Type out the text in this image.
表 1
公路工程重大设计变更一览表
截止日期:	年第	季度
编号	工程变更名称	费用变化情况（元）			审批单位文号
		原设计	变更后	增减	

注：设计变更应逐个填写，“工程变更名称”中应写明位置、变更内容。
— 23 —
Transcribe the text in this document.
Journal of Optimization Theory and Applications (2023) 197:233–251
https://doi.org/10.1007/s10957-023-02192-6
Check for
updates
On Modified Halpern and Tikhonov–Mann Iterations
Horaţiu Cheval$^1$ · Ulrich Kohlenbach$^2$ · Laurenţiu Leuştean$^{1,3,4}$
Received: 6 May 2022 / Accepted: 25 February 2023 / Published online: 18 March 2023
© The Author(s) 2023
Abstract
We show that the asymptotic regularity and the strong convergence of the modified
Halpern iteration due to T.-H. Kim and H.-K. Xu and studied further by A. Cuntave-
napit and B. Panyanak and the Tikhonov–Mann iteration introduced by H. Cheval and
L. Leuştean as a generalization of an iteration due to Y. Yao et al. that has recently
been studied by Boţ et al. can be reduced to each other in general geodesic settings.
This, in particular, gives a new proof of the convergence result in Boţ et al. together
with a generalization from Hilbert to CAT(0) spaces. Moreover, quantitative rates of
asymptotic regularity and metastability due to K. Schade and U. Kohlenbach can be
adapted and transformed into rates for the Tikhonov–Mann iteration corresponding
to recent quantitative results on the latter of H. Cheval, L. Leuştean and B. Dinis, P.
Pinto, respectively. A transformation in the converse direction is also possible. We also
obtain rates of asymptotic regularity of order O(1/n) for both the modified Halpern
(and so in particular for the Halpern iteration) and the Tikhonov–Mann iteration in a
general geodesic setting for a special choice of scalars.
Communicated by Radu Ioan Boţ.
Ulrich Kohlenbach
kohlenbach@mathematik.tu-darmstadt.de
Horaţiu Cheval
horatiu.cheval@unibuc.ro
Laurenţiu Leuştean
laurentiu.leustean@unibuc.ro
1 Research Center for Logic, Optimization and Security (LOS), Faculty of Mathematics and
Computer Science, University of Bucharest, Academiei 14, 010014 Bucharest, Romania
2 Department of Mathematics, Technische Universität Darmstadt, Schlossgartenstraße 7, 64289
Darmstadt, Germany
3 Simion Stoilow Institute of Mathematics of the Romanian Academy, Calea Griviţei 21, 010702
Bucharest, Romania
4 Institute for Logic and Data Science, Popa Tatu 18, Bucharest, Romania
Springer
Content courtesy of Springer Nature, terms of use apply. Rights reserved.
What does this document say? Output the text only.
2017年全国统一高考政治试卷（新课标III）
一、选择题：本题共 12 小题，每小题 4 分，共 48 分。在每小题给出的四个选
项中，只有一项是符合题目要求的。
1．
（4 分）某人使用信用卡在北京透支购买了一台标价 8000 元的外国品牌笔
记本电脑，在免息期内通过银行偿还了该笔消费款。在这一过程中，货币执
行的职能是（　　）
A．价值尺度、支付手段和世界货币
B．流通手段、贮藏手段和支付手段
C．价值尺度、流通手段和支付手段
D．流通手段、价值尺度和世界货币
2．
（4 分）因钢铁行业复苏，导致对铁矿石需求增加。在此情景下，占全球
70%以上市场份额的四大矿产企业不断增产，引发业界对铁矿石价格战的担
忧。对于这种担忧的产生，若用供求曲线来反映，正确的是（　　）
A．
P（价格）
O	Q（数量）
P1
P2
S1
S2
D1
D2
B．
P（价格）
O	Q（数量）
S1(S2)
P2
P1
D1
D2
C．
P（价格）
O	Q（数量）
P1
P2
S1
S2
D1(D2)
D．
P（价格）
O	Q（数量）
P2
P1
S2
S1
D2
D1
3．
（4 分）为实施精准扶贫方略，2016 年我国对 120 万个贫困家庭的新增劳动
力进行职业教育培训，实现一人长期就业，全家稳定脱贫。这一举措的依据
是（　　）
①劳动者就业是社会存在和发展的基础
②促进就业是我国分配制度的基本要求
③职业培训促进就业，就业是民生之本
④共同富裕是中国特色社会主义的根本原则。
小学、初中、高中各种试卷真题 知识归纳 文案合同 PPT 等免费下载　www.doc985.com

◆ AIM OF THE TASK
Quote the lines of the listing above that run from the line with "What does this" through its last line, both included, and nothing else.

◆ TASK SOLUTION
What does this document say? Output the text only.
2017年全国统一高考政治试卷（新课标III）
一、选择题：本题共 12 小题，每小题 4 分，共 48 分。在每小题给出的四个选
项中，只有一项是符合题目要求的。
1．
（4 分）某人使用信用卡在北京透支购买了一台标价 8000 元的外国品牌笔
记本电脑，在免息期内通过银行偿还了该笔消费款。在这一过程中，货币执
行的职能是（　　）
A．价值尺度、支付手段和世界货币
B．流通手段、贮藏手段和支付手段
C．价值尺度、流通手段和支付手段
D．流通手段、价值尺度和世界货币
2．
（4 分）因钢铁行业复苏，导致对铁矿石需求增加。在此情景下，占全球
70%以上市场份额的四大矿产企业不断增产，引发业界对铁矿石价格战的担
忧。对于这种担忧的产生，若用供求曲线来反映，正确的是（　　）
A．
P（价格）
O	Q（数量）
P1
P2
S1
S2
D1
D2
B．
P（价格）
O	Q（数量）
S1(S2)
P2
P1
D1
D2
C．
P（价格）
O	Q（数量）
P1
P2
S1
S2
D1(D2)
D．
P（价格）
O	Q（数量）
P2
P1
S2
S1
D2
D1
3．
（4 分）为实施精准扶贫方略，2016 年我国对 120 万个贫困家庭的新增劳动
力进行职业教育培训，实现一人长期就业，全家稳定脱贫。这一举措的依据
是（　　）
①劳动者就业是社会存在和发展的基础
②促进就业是我国分配制度的基本要求
③职业培训促进就业，就业是民生之本
④共同富裕是中国特色社会主义的根本原则。
小学、初中、高中各种试卷真题 知识归纳 文案合同 PPT 等免费下载　www.doc985.com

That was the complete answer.